Repeat each line exactly, leaving nothing out.

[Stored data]
----------------------------------------
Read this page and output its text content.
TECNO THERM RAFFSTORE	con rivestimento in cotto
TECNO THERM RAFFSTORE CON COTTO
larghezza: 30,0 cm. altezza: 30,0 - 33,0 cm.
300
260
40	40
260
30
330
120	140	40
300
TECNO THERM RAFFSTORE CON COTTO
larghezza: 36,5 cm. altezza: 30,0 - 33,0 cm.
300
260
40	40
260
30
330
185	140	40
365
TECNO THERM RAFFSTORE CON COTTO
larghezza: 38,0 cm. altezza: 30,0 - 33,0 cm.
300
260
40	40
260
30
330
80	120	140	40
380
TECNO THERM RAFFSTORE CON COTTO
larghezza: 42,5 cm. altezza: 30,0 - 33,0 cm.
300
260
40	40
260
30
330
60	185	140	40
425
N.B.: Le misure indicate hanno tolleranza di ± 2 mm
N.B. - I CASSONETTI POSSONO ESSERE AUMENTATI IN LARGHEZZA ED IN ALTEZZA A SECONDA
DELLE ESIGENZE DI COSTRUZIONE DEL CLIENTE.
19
----------------------------------------
**Exercise solution**
Read this page and output its text content.
TECNO THERM RAFFSTORE	con rivestimento in cotto
TECNO THERM RAFFSTORE CON COTTO
larghezza: 30,0 cm. altezza: 30,0 - 33,0 cm.
300
260
40	40
260
30
330
120	140	40
300
TECNO THERM RAFFSTORE CON COTTO
larghezza: 36,5 cm. altezza: 30,0 - 33,0 cm.
300
260
40	40
260
30
330
185	140	40
365
TECNO THERM RAFFSTORE CON COTTO
larghezza: 38,0 cm. altezza: 30,0 - 33,0 cm.
300
260
40	40
260
30
330
80	120	140	40
380
TECNO THERM RAFFSTORE CON COTTO
larghezza: 42,5 cm. altezza: 30,0 - 33,0 cm.
300
260
40	40
260
30
330
60	185	140	40
425
N.B.: Le misure indicate hanno tolleranza di ± 2 mm
N.B. - I CASSONETTI POSSONO ESSERE AUMENTATI IN LARGHEZZA ED IN ALTEZZA A SECONDA
DELLE ESIGENZE DI COSTRUZIONE DEL CLIENTE.
19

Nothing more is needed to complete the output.